Data records:
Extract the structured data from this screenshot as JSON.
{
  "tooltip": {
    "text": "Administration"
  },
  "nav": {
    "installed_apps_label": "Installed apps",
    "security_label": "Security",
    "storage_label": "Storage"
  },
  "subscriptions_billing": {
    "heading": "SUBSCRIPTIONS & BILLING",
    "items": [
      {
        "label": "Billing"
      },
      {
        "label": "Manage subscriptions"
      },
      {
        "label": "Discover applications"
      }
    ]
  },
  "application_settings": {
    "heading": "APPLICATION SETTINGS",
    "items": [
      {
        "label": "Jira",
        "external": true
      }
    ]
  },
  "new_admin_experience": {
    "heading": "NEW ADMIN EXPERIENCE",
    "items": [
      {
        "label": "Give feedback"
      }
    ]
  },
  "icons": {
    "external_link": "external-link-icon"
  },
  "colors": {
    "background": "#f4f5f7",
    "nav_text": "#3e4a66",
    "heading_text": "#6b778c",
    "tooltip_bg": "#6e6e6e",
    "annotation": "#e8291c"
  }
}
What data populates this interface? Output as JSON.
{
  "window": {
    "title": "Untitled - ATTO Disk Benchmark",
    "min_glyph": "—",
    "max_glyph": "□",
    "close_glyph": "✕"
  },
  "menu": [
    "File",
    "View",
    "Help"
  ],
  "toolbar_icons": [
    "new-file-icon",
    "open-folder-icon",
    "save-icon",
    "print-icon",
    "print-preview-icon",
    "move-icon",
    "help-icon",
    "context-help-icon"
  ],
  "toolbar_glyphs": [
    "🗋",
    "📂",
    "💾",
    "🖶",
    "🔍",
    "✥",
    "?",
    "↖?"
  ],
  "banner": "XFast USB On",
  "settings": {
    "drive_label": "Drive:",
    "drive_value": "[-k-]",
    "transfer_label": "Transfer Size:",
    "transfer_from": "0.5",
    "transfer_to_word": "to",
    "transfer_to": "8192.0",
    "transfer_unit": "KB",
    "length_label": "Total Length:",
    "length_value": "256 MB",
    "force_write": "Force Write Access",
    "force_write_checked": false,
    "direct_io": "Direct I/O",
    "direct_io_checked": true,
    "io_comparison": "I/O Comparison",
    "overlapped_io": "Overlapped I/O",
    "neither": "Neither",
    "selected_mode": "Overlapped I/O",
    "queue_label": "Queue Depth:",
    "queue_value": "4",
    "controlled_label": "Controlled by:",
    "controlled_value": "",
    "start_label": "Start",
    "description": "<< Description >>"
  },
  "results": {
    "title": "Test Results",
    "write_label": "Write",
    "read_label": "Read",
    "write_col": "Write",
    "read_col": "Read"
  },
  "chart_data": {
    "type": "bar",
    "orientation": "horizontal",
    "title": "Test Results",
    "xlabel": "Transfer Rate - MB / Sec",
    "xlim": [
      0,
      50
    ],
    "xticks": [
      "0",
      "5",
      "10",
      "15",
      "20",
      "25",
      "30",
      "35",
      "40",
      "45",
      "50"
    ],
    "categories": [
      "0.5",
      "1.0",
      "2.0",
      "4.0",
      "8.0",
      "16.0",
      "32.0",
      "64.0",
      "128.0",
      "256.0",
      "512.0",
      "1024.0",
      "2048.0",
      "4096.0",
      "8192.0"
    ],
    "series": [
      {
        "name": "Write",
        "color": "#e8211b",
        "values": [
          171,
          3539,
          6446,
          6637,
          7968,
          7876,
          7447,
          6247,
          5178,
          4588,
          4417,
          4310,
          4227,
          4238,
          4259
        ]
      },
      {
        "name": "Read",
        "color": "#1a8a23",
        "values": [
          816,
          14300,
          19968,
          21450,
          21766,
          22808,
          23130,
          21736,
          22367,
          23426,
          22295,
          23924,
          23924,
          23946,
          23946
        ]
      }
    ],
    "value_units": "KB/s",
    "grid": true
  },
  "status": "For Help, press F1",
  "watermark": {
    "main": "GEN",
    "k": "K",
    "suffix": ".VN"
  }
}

WHAT YOU NEED TO DO = Copy each entry exactly, with nothing added or dropped.

CORRECT RESULT =
Extract the structured data from this screenshot as JSON.
{
  "tooltip": {
    "text": "Administration"
  },
  "nav": {
    "installed_apps_label": "Installed apps",
    "security_label": "Security",
    "storage_label": "Storage"
  },
  "subscriptions_billing": {
    "heading": "SUBSCRIPTIONS & BILLING",
    "items": [
      {
        "label": "Billing"
      },
      {
        "label": "Manage subscriptions"
      },
      {
        "label": "Discover applications"
      }
    ]
  },
  "application_settings": {
    "heading": "APPLICATION SETTINGS",
    "items": [
      {
        "label": "Jira",
        "external": true
      }
    ]
  },
  "new_admin_experience": {
    "heading": "NEW ADMIN EXPERIENCE",
    "items": [
      {
        "label": "Give feedback"
      }
    ]
  },
  "icons": {
    "external_link": "external-link-icon"
  },
  "colors": {
    "background": "#f4f5f7",
    "nav_text": "#3e4a66",
    "heading_text": "#6b778c",
    "tooltip_bg": "#6e6e6e",
    "annotation": "#e8291c"
  }
}
What data populates this interface? Output as JSON.
{
  "window": {
    "title": "Untitled - ATTO Disk Benchmark",
    "min_glyph": "—",
    "max_glyph": "□",
    "close_glyph": "✕"
  },
  "menu": [
    "File",
    "View",
    "Help"
  ],
  "toolbar_icons": [
    "new-file-icon",
    "open-folder-icon",
    "save-icon",
    "print-icon",
    "print-preview-icon",
    "move-icon",
    "help-icon",
    "context-help-icon"
  ],
  "toolbar_glyphs": [
    "🗋",
    "📂",
    "💾",
    "🖶",
    "🔍",
    "✥",
    "?",
    "↖?"
  ],
  "banner": "XFast USB On",
  "settings": {
    "drive_label": "Drive:",
    "drive_value": "[-k-]",
    "transfer_label": "Transfer Size:",
    "transfer_from": "0.5",
    "transfer_to_word": "to",
    "transfer_to": "8192.0",
    "transfer_unit": "KB",
    "length_label": "Total Length:",
    "length_value": "256 MB",
    "force_write": "Force Write Access",
    "force_write_checked": false,
    "direct_io": "Direct I/O",
    "direct_io_checked": true,
    "io_comparison": "I/O Comparison",
    "overlapped_io": "Overlapped I/O",
    "neither": "Neither",
    "selected_mode": "Overlapped I/O",
    "queue_label": "Queue Depth:",
    "queue_value": "4",
    "controlled_label": "Controlled by:",
    "controlled_value": "",
    "start_label": "Start",
    "description": "<< Description >>"
  },
  "results": {
    "title": "Test Results",
    "write_label": "Write",
    "read_label": "Read",
    "write_col": "Write",
    "read_col": "Read"
  },
  "chart_data": {
    "type": "bar",
    "orientation": "horizontal",
    "title": "Test Results",
    "xlabel": "Transfer Rate - MB / Sec",
    "xlim": [
      0,
      50
    ],
    "xticks": [
      "0",
      "5",
      "10",
      "15",
      "20",
      "25",
      "30",
      "35",
      "40",
      "45",
      "50"
    ],
    "categories": [
      "0.5",
      "1.0",
      "2.0",
      "4.0",
      "8.0",
      "16.0",
      "32.0",
      "64.0",
      "128.0",
      "256.0",
      "512.0",
      "1024.0",
      "2048.0",
      "4096.0",
      "8192.0"
    ],
    "series": [
      {
        "name": "Write",
        "color": "#e8211b",
        "values": [
          171,
          3539,
          6446,
          6637,
          7968,
          7876,
          7447,
          6247,
          5178,
          4588,
          4417,
          4310,
          4227,
          4238,
          4259
        ]
      },
      {
        "name": "Read",
        "color": "#1a8a23",
        "values": [
          816,
          14300,
          19968,
          21450,
          21766,
          22808,
          23130,
          21736,
          22367,
          23426,
          22295,
          23924,
          23924,
          23946,
          23946
        ]
      }
    ],
    "value_units": "KB/s",
    "grid": true
  },
  "status": "For Help, press F1",
  "watermark": {
    "main": "GEN",
    "k": "K",
    "suffix": ".VN"
  }
}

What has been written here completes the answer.